Please output every line of the material as it stands, without the pictures.

Collected data:

%%

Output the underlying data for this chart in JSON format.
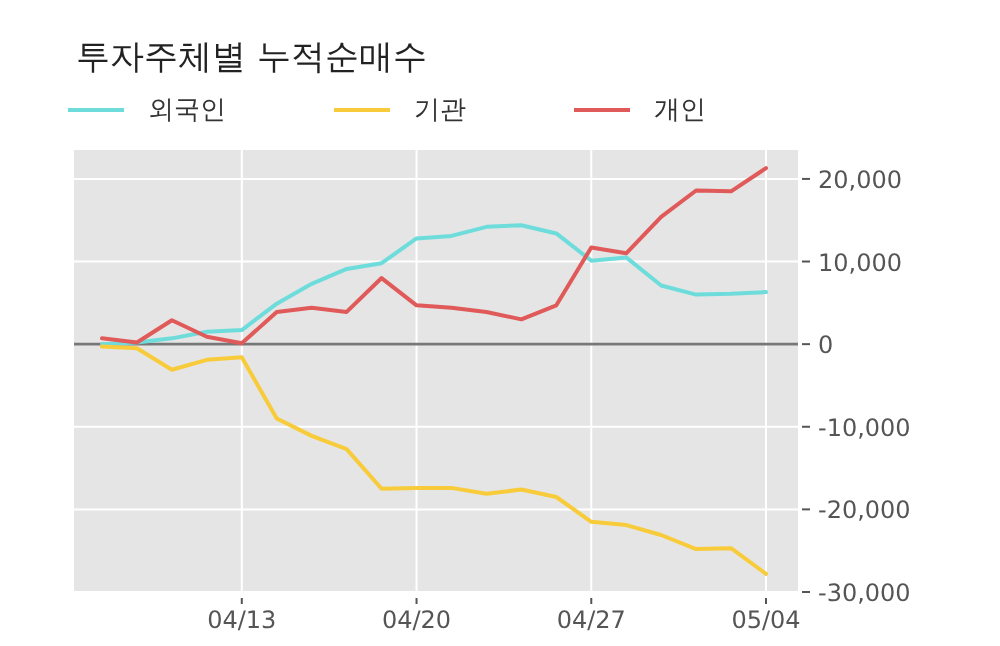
{
  "chart_data": {
    "type": "line",
    "title": "투자주체별 누적순매수",
    "categories": [
      null,
      null,
      null,
      null,
      "04/13",
      null,
      null,
      null,
      null,
      "04/20",
      null,
      null,
      null,
      null,
      "04/27",
      null,
      null,
      null,
      null,
      "05/04"
    ],
    "series": [
      {
        "name": "외국인",
        "color": "#6fdcdc",
        "values": [
          0,
          200,
          700,
          1500,
          1700,
          4900,
          7300,
          9100,
          9800,
          12800,
          13100,
          14200,
          14400,
          13400,
          10100,
          10500,
          7100,
          6000,
          6100,
          6300
        ]
      },
      {
        "name": "기관",
        "color": "#f8cb3a",
        "values": [
          -300,
          -500,
          -3100,
          -1900,
          -1600,
          -9000,
          -11100,
          -12700,
          -17500,
          -17400,
          -17400,
          -18100,
          -17600,
          -18500,
          -21500,
          -21900,
          -23100,
          -24800,
          -24700,
          -27800
        ]
      },
      {
        "name": "개인",
        "color": "#e05a5a",
        "values": [
          700,
          200,
          2900,
          900,
          100,
          3900,
          4400,
          3900,
          8000,
          4700,
          4400,
          3900,
          3000,
          4700,
          11700,
          11000,
          15400,
          18600,
          18500,
          21300
        ]
      }
    ],
    "ylim": [
      -30000,
      23500
    ],
    "yticks": [
      {
        "value": -30000,
        "label": "-30,000"
      },
      {
        "value": -20000,
        "label": "-20,000"
      },
      {
        "value": -10000,
        "label": "-10,000"
      },
      0,
      {
        "value": 10000,
        "label": "10,000"
      },
      {
        "value": 20000,
        "label": "20,000"
      }
    ],
    "ref_lines": [
      {
        "axis": "y",
        "value": 0,
        "color": "#777777"
      }
    ],
    "grid": true,
    "legend": "top left",
    "marker": "none",
    "line_style": "solid"
  }
}
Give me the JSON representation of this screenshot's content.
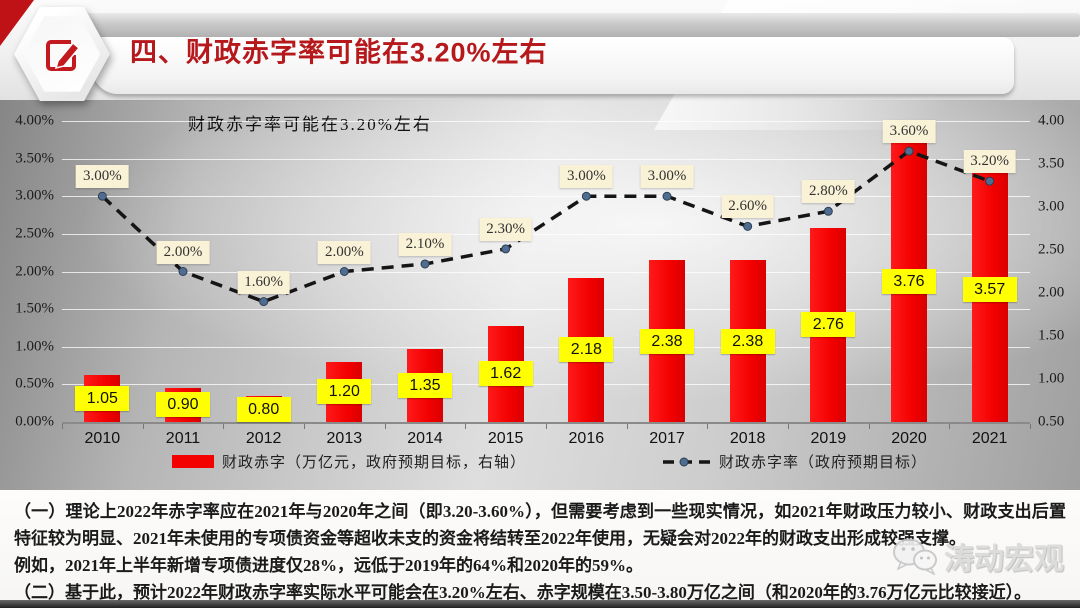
{
  "header": {
    "title": "四、财政赤字率可能在3.20%左右",
    "title_color": "#b6191c",
    "badge_icon": "edit-pencil-icon"
  },
  "chart": {
    "title": "财政赤字率可能在3.20%左右",
    "left_axis_labels": [
      "4.00%",
      "3.50%",
      "3.00%",
      "2.50%",
      "2.00%",
      "1.50%",
      "1.00%",
      "0.50%",
      "0.00%"
    ],
    "right_axis_labels": [
      "4.00",
      "3.50",
      "3.00",
      "2.50",
      "2.00",
      "1.50",
      "1.00",
      "0.50"
    ],
    "legend": [
      {
        "label": "财政赤字（万亿元，政府预期目标，右轴）",
        "swatch": "red-bar"
      },
      {
        "label": "财政赤字率（政府预期目标）",
        "swatch": "dashed-line"
      }
    ],
    "colors": {
      "bar": "#f30000",
      "bar_label_bg": "#ffff00",
      "line": "#151515",
      "line_label_bg": "#faf2d6",
      "marker": "#4f6d92"
    }
  },
  "chart_data": {
    "type": "bar",
    "title": "财政赤字率可能在3.20%左右",
    "categories": [
      "2010",
      "2011",
      "2012",
      "2013",
      "2014",
      "2015",
      "2016",
      "2017",
      "2018",
      "2019",
      "2020",
      "2021"
    ],
    "series": [
      {
        "name": "财政赤字（万亿元，政府预期目标，右轴）",
        "type": "bar",
        "axis": "right",
        "values": [
          1.05,
          0.9,
          0.8,
          1.2,
          1.35,
          1.62,
          2.18,
          2.38,
          2.38,
          2.76,
          3.76,
          3.57
        ],
        "labels": [
          "1.05",
          "0.90",
          "0.80",
          "1.20",
          "1.35",
          "1.62",
          "2.18",
          "2.38",
          "2.38",
          "2.76",
          "3.76",
          "3.57"
        ]
      },
      {
        "name": "财政赤字率（政府预期目标）",
        "type": "line",
        "axis": "left",
        "values": [
          3.0,
          2.0,
          1.6,
          2.0,
          2.1,
          2.3,
          3.0,
          3.0,
          2.6,
          2.8,
          3.6,
          3.2
        ],
        "labels": [
          "3.00%",
          "2.00%",
          "1.60%",
          "2.00%",
          "2.10%",
          "2.30%",
          "3.00%",
          "3.00%",
          "2.60%",
          "2.80%",
          "3.60%",
          "3.20%"
        ]
      }
    ],
    "left_ylim": [
      0,
      4
    ],
    "right_ylim": [
      0.5,
      4
    ],
    "grid": true,
    "legend_position": "bottom"
  },
  "footer": {
    "paragraphs": [
      "（一）理论上2022年赤字率应在2021年与2020年之间（即3.20-3.60%），但需要考虑到一些现实情况，如2021年财政压力较小、财政支出后置特征较为明显、2021年未使用的专项债资金等超收未支的资金将结转至2022年使用，无疑会对2022年的财政支出形成较强支撑。",
      "例如，2021年上半年新增专项债进度仅28%，远低于2019年的64%和2020年的59%。",
      "（二）基于此，预计2022年财政赤字率实际水平可能会在3.20%左右、赤字规模在3.50-3.80万亿之间（和2020年的3.76万亿元比较接近）。"
    ]
  },
  "watermark": {
    "label": "涛动宏观",
    "icon": "wechat-icon"
  }
}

%%

▶ Output of the task
Output the underlying data for this chart in JSON format.
{
  "chart_data": {
    "type": "line",
    "title": "투자주체별 누적순매수",
    "categories": [
      null,
      null,
      null,
      null,
      "04/13",
      null,
      null,
      null,
      null,
      "04/20",
      null,
      null,
      null,
      null,
      "04/27",
      null,
      null,
      null,
      null,
      "05/04"
    ],
    "series": [
      {
        "name": "외국인",
        "color": "#6fdcdc",
        "values": [
          0,
          200,
          700,
          1500,
          1700,
          4900,
          7300,
          9100,
          9800,
          12800,
          13100,
          14200,
          14400,
          13400,
          10100,
          10500,
          7100,
          6000,
          6100,
          6300
        ]
      },
      {
        "name": "기관",
        "color": "#f8cb3a",
        "values": [
          -300,
          -500,
          -3100,
          -1900,
          -1600,
          -9000,
          -11100,
          -12700,
          -17500,
          -17400,
          -17400,
          -18100,
          -17600,
          -18500,
          -21500,
          -21900,
          -23100,
          -24800,
          -24700,
          -27800
        ]
      },
      {
        "name": "개인",
        "color": "#e05a5a",
        "values": [
          700,
          200,
          2900,
          900,
          100,
          3900,
          4400,
          3900,
          8000,
          4700,
          4400,
          3900,
          3000,
          4700,
          11700,
          11000,
          15400,
          18600,
          18500,
          21300
        ]
      }
    ],
    "ylim": [
      -30000,
      23500
    ],
    "yticks": [
      {
        "value": -30000,
        "label": "-30,000"
      },
      {
        "value": -20000,
        "label": "-20,000"
      },
      {
        "value": -10000,
        "label": "-10,000"
      },
      0,
      {
        "value": 10000,
        "label": "10,000"
      },
      {
        "value": 20000,
        "label": "20,000"
      }
    ],
    "ref_lines": [
      {
        "axis": "y",
        "value": 0,
        "color": "#777777"
      }
    ],
    "grid": true,
    "legend": "top left",
    "marker": "none",
    "line_style": "solid"
  }
}
Give me the JSON representation of this screenshot's content.
{
  "header": {
    "title": "四、财政赤字率可能在3.20%左右",
    "title_color": "#b6191c",
    "badge_icon": "edit-pencil-icon"
  },
  "chart": {
    "title": "财政赤字率可能在3.20%左右",
    "left_axis_labels": [
      "4.00%",
      "3.50%",
      "3.00%",
      "2.50%",
      "2.00%",
      "1.50%",
      "1.00%",
      "0.50%",
      "0.00%"
    ],
    "right_axis_labels": [
      "4.00",
      "3.50",
      "3.00",
      "2.50",
      "2.00",
      "1.50",
      "1.00",
      "0.50"
    ],
    "legend": [
      {
        "label": "财政赤字（万亿元，政府预期目标，右轴）",
        "swatch": "red-bar"
      },
      {
        "label": "财政赤字率（政府预期目标）",
        "swatch": "dashed-line"
      }
    ],
    "colors": {
      "bar": "#f30000",
      "bar_label_bg": "#ffff00",
      "line": "#151515",
      "line_label_bg": "#faf2d6",
      "marker": "#4f6d92"
    }
  },
  "chart_data": {
    "type": "bar",
    "title": "财政赤字率可能在3.20%左右",
    "categories": [
      "2010",
      "2011",
      "2012",
      "2013",
      "2014",
      "2015",
      "2016",
      "2017",
      "2018",
      "2019",
      "2020",
      "2021"
    ],
    "series": [
      {
        "name": "财政赤字（万亿元，政府预期目标，右轴）",
        "type": "bar",
        "axis": "right",
        "values": [
          1.05,
          0.9,
          0.8,
          1.2,
          1.35,
          1.62,
          2.18,
          2.38,
          2.38,
          2.76,
          3.76,
          3.57
        ],
        "labels": [
          "1.05",
          "0.90",
          "0.80",
          "1.20",
          "1.35",
          "1.62",
          "2.18",
          "2.38",
          "2.38",
          "2.76",
          "3.76",
          "3.57"
        ]
      },
      {
        "name": "财政赤字率（政府预期目标）",
        "type": "line",
        "axis": "left",
        "values": [
          3.0,
          2.0,
          1.6,
          2.0,
          2.1,
          2.3,
          3.0,
          3.0,
          2.6,
          2.8,
          3.6,
          3.2
        ],
        "labels": [
          "3.00%",
          "2.00%",
          "1.60%",
          "2.00%",
          "2.10%",
          "2.30%",
          "3.00%",
          "3.00%",
          "2.60%",
          "2.80%",
          "3.60%",
          "3.20%"
        ]
      }
    ],
    "left_ylim": [
      0,
      4
    ],
    "right_ylim": [
      0.5,
      4
    ],
    "grid": true,
    "legend_position": "bottom"
  },
  "footer": {
    "paragraphs": [
      "（一）理论上2022年赤字率应在2021年与2020年之间（即3.20-3.60%），但需要考虑到一些现实情况，如2021年财政压力较小、财政支出后置特征较为明显、2021年未使用的专项债资金等超收未支的资金将结转至2022年使用，无疑会对2022年的财政支出形成较强支撑。",
      "例如，2021年上半年新增专项债进度仅28%，远低于2019年的64%和2020年的59%。",
      "（二）基于此，预计2022年财政赤字率实际水平可能会在3.20%左右、赤字规模在3.50-3.80万亿之间（和2020年的3.76万亿元比较接近）。"
    ]
  },
  "watermark": {
    "label": "涛动宏观",
    "icon": "wechat-icon"
  }
}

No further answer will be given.